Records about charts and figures

☆ ☆ ☆ ☆ ☆

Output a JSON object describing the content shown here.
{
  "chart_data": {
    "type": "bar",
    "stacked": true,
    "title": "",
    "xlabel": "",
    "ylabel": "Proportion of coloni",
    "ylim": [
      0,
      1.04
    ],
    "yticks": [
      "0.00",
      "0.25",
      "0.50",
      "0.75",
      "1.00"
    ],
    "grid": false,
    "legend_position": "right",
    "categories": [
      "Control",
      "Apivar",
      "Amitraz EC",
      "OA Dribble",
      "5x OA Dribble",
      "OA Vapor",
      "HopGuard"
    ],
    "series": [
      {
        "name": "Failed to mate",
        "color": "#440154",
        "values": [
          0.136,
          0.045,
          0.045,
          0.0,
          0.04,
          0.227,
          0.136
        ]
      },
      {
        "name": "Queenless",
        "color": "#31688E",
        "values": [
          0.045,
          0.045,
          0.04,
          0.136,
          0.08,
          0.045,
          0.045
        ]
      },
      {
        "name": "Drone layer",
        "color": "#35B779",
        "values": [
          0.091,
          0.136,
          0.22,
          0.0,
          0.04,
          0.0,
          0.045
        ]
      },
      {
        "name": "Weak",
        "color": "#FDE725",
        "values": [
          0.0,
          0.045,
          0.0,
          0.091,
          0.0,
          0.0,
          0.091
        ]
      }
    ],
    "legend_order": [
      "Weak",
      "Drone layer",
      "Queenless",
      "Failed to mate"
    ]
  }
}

☆ ☆ ☆ ☆ ☆

SET TASK: Retype the material in full. Each word must match.

SOLUTION TO THIS PROBLEM:
Output a JSON object describing the content shown here.
{
  "chart_data": {
    "type": "bar",
    "stacked": true,
    "title": "",
    "xlabel": "",
    "ylabel": "Proportion of coloni",
    "ylim": [
      0,
      1.04
    ],
    "yticks": [
      "0.00",
      "0.25",
      "0.50",
      "0.75",
      "1.00"
    ],
    "grid": false,
    "legend_position": "right",
    "categories": [
      "Control",
      "Apivar",
      "Amitraz EC",
      "OA Dribble",
      "5x OA Dribble",
      "OA Vapor",
      "HopGuard"
    ],
    "series": [
      {
        "name": "Failed to mate",
        "color": "#440154",
        "values": [
          0.136,
          0.045,
          0.045,
          0.0,
          0.04,
          0.227,
          0.136
        ]
      },
      {
        "name": "Queenless",
        "color": "#31688E",
        "values": [
          0.045,
          0.045,
          0.04,
          0.136,
          0.08,
          0.045,
          0.045
        ]
      },
      {
        "name": "Drone layer",
        "color": "#35B779",
        "values": [
          0.091,
          0.136,
          0.22,
          0.0,
          0.04,
          0.0,
          0.045
        ]
      },
      {
        "name": "Weak",
        "color": "#FDE725",
        "values": [
          0.0,
          0.045,
          0.0,
          0.091,
          0.0,
          0.0,
          0.091
        ]
      }
    ],
    "legend_order": [
      "Weak",
      "Drone layer",
      "Queenless",
      "Failed to mate"
    ]
  }
}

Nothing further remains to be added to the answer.